Records for processing:
━━━━

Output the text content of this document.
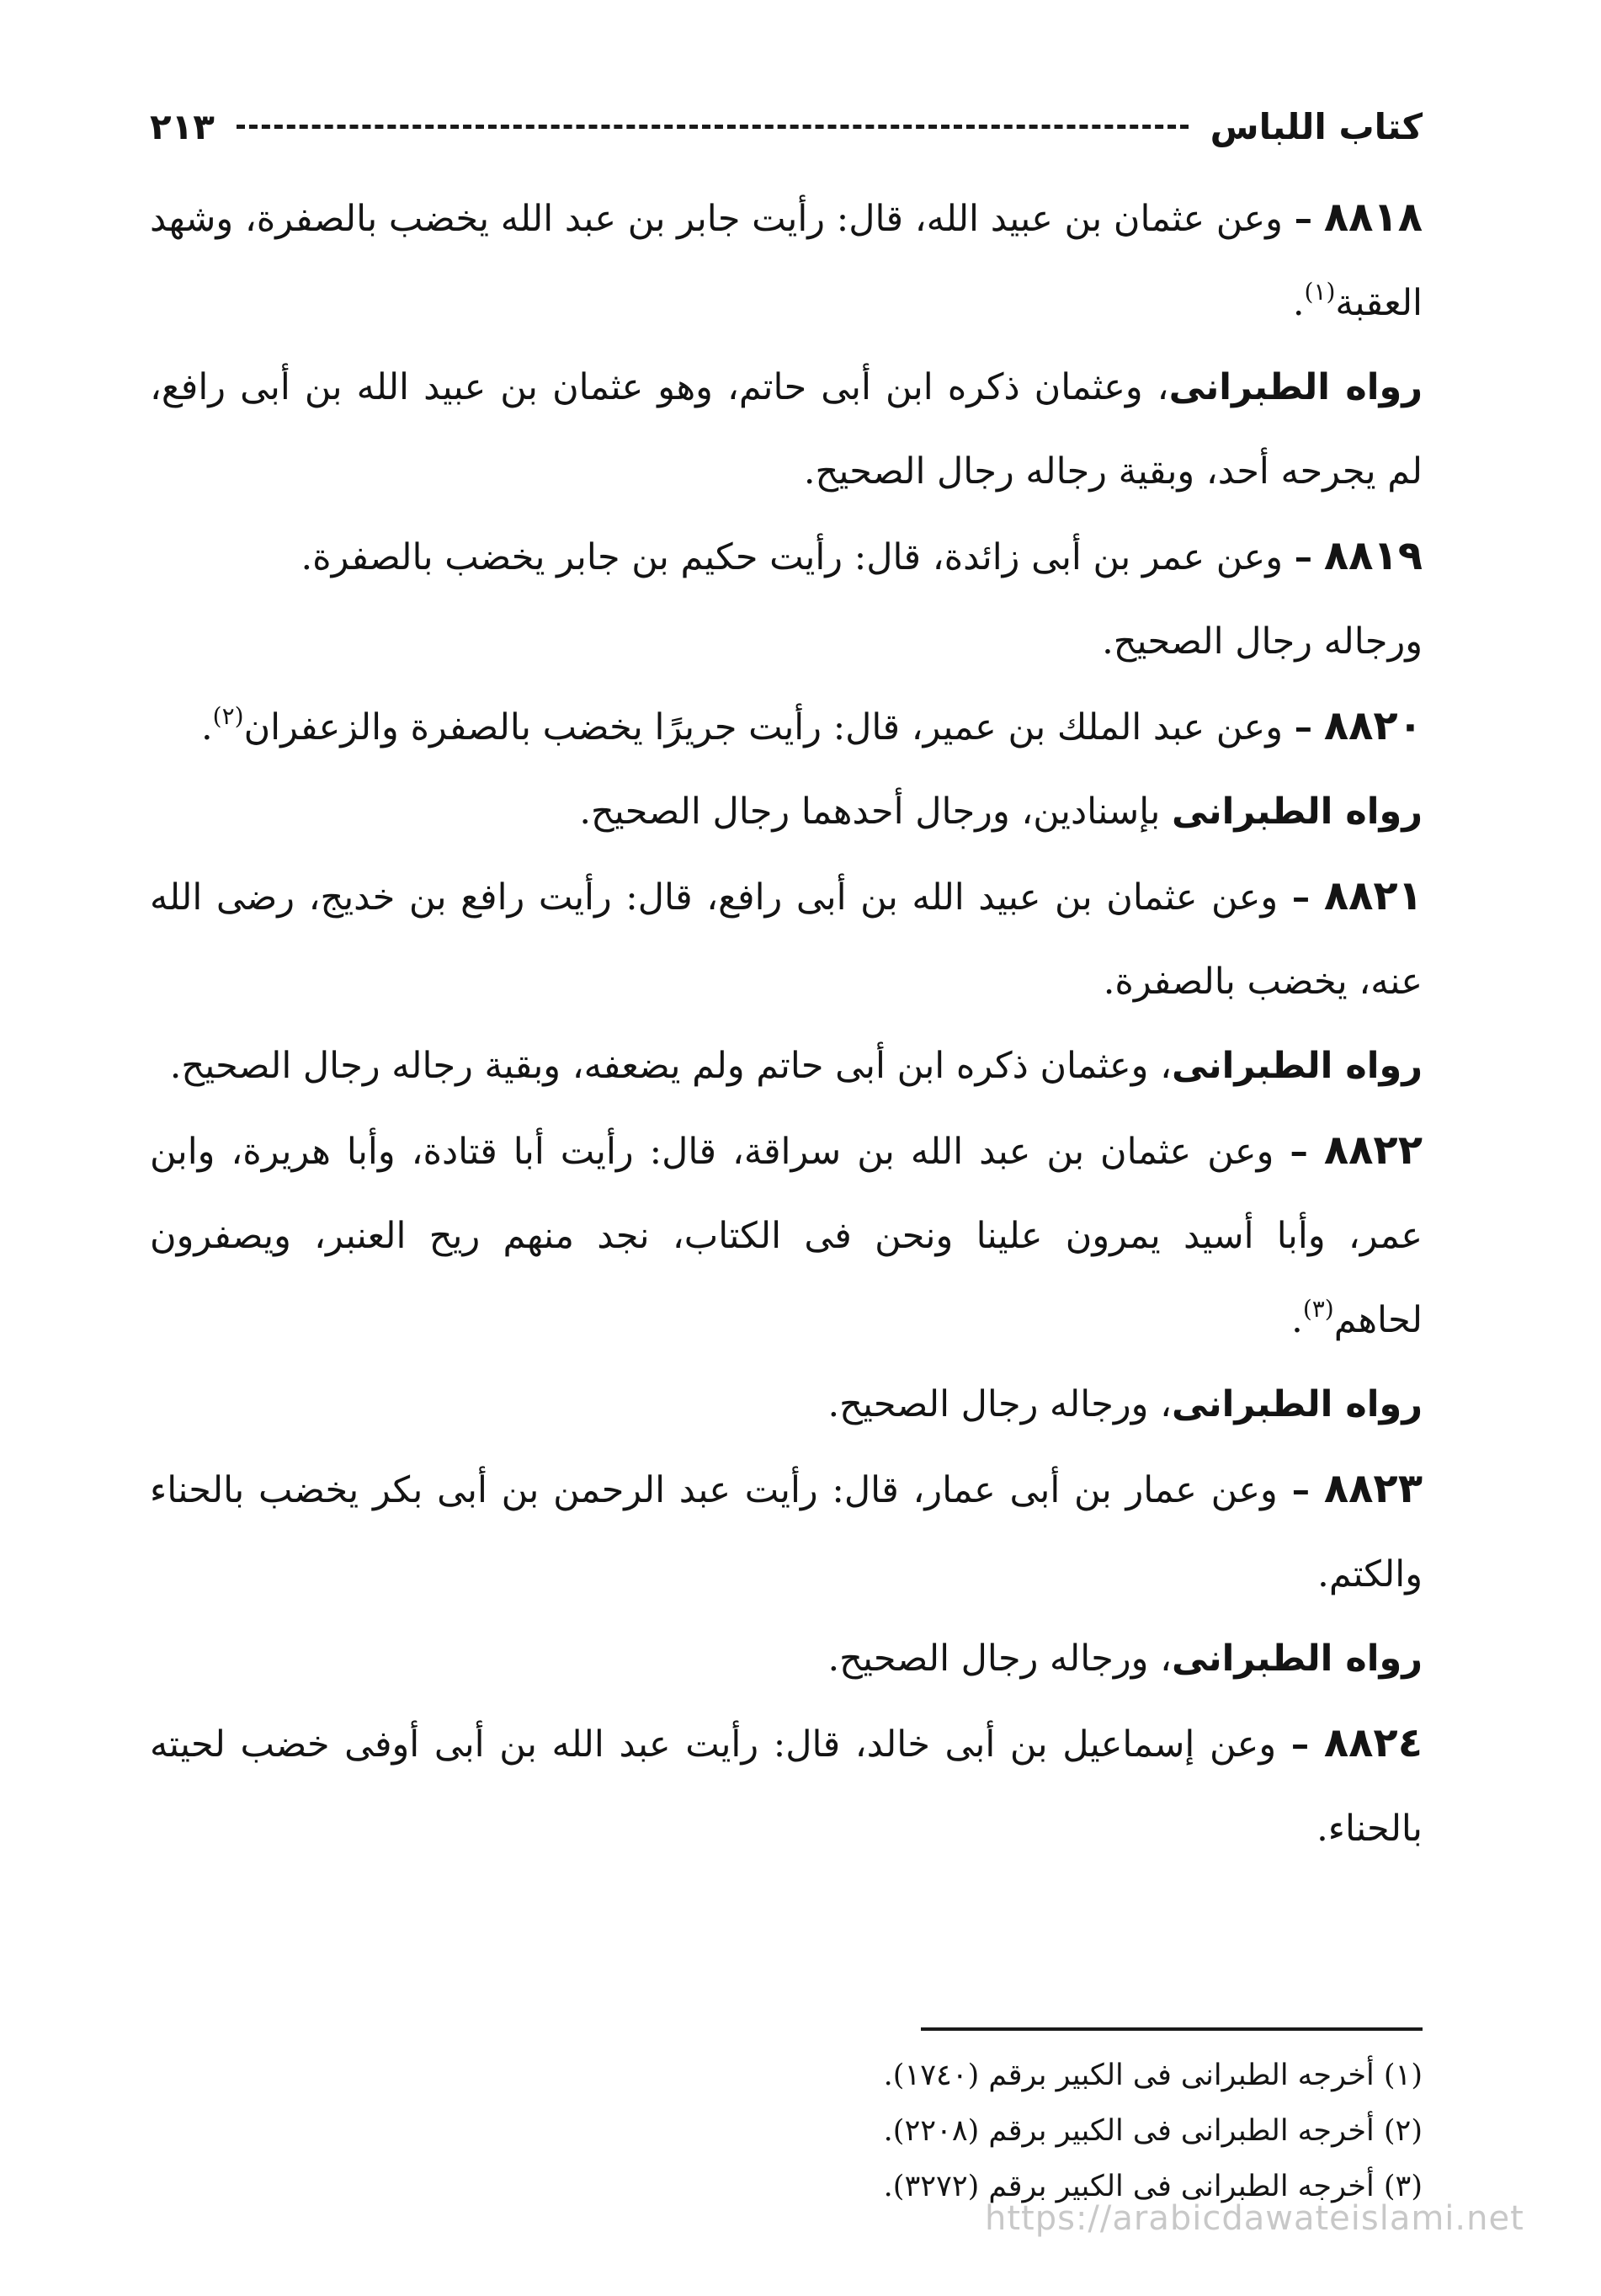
كتاب اللباس
٢١٣

٨٨١٨ – وعن عثمان بن عبيد الله، قال: رأيت جابر بن عبد الله يخضب بالصفرة، وشهد العقبة$^{(١)}$.

رواه الطبرانى، وعثمان ذكره ابن أبى حاتم، وهو عثمان بن عبيد الله بن أبى رافع، لم يجرحه أحد، وبقية رجاله رجال الصحيح.

٨٨١٩ – وعن عمر بن أبى زائدة، قال: رأيت حكيم بن جابر يخضب بالصفرة.

ورجاله رجال الصحيح.

٨٨٢٠ – وعن عبد الملك بن عمير، قال: رأيت جريرًا يخضب بالصفرة والزعفران$^{(٢)}$.

رواه الطبرانى بإسنادين، ورجال أحدهما رجال الصحيح.

٨٨٢١ – وعن عثمان بن عبيد الله بن أبى رافع، قال: رأيت رافع بن خديج، رضى الله عنه، يخضب بالصفرة.

رواه الطبرانى، وعثمان ذكره ابن أبى حاتم ولم يضعفه، وبقية رجاله رجال الصحيح.

٨٨٢٢ – وعن عثمان بن عبد الله بن سراقة، قال: رأيت أبا قتادة، وأبا هريرة، وابن عمر، وأبا أسيد يمرون علينا ونحن فى الكتاب، نجد منهم ريح العنبر، ويصفرون لحاهم$^{(٣)}$.

رواه الطبرانى، ورجاله رجال الصحيح.

٨٨٢٣ – وعن عمار بن أبى عمار، قال: رأيت عبد الرحمن بن أبى بكر يخضب بالحناء والكتم.

رواه الطبرانى، ورجاله رجال الصحيح.

٨٨٢٤ – وعن إسماعيل بن أبى خالد، قال: رأيت عبد الله بن أبى أوفى خضب لحيته بالحناء.

(١) أخرجه الطبرانى فى الكبير برقم (١٧٤٠).

(٢) أخرجه الطبرانى فى الكبير برقم (٢٢٠٨).

(٣) أخرجه الطبرانى فى الكبير برقم (٣٢٧٢).

https://arabicdawateislami.net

━━━━

Task prompt: Every entry must be reproduced exactly, with the images left out.

Reply to the exercise:
Output the text content of this document.
كتاب اللباس
٢١٣

٨٨١٨ – وعن عثمان بن عبيد الله، قال: رأيت جابر بن عبد الله يخضب بالصفرة، وشهد العقبة$^{(١)}$.

رواه الطبرانى، وعثمان ذكره ابن أبى حاتم، وهو عثمان بن عبيد الله بن أبى رافع، لم يجرحه أحد، وبقية رجاله رجال الصحيح.

٨٨١٩ – وعن عمر بن أبى زائدة، قال: رأيت حكيم بن جابر يخضب بالصفرة.

ورجاله رجال الصحيح.

٨٨٢٠ – وعن عبد الملك بن عمير، قال: رأيت جريرًا يخضب بالصفرة والزعفران$^{(٢)}$.

رواه الطبرانى بإسنادين، ورجال أحدهما رجال الصحيح.

٨٨٢١ – وعن عثمان بن عبيد الله بن أبى رافع، قال: رأيت رافع بن خديج، رضى الله عنه، يخضب بالصفرة.

رواه الطبرانى، وعثمان ذكره ابن أبى حاتم ولم يضعفه، وبقية رجاله رجال الصحيح.

٨٨٢٢ – وعن عثمان بن عبد الله بن سراقة، قال: رأيت أبا قتادة، وأبا هريرة، وابن عمر، وأبا أسيد يمرون علينا ونحن فى الكتاب، نجد منهم ريح العنبر، ويصفرون لحاهم$^{(٣)}$.

رواه الطبرانى، ورجاله رجال الصحيح.

٨٨٢٣ – وعن عمار بن أبى عمار، قال: رأيت عبد الرحمن بن أبى بكر يخضب بالحناء والكتم.

رواه الطبرانى، ورجاله رجال الصحيح.

٨٨٢٤ – وعن إسماعيل بن أبى خالد، قال: رأيت عبد الله بن أبى أوفى خضب لحيته بالحناء.

(١) أخرجه الطبرانى فى الكبير برقم (١٧٤٠).

(٢) أخرجه الطبرانى فى الكبير برقم (٢٢٠٨).

(٣) أخرجه الطبرانى فى الكبير برقم (٣٢٧٢).

https://arabicdawateislami.net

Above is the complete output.